» **Problem description**:
Provide the number of lines containing the word "name", and nothing else.

※ ※ ※

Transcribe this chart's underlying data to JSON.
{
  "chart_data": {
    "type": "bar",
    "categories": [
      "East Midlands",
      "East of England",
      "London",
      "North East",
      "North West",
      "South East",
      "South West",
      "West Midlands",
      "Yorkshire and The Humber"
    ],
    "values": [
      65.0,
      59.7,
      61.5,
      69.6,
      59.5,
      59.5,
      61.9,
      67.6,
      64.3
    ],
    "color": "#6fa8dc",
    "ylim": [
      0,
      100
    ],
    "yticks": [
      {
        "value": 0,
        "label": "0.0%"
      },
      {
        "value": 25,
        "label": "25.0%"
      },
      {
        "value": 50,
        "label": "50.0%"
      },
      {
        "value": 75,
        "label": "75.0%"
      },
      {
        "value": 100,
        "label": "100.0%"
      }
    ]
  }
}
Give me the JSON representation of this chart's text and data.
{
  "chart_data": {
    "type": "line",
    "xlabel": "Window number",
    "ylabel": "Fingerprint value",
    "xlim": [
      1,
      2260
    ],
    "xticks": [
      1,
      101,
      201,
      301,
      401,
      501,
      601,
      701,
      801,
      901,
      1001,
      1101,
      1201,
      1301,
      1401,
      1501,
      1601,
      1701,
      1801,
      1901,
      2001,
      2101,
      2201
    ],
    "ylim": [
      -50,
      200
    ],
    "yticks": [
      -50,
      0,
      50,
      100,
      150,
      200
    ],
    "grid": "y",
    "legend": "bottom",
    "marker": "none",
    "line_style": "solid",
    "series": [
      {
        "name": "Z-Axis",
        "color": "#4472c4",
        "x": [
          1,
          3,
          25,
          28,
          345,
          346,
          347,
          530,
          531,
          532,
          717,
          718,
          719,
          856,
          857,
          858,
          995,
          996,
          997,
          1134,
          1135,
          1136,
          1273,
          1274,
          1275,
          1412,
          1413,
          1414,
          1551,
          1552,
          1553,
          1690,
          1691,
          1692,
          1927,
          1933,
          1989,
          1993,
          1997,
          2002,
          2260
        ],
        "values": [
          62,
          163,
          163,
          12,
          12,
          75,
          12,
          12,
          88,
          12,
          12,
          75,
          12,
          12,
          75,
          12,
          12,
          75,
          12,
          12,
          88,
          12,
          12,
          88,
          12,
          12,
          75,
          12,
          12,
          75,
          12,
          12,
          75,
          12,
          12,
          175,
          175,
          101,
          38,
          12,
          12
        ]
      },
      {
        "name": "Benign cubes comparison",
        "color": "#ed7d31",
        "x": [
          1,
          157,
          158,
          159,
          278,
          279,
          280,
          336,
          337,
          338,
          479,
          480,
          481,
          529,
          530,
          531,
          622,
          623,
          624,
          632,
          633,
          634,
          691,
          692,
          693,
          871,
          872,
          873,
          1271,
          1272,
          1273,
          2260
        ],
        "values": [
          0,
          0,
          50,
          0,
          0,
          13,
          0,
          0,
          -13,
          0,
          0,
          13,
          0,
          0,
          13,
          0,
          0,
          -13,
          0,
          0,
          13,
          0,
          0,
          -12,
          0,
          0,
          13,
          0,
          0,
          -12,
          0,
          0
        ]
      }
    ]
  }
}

※ ※ ※

» **Exercise answer**:
2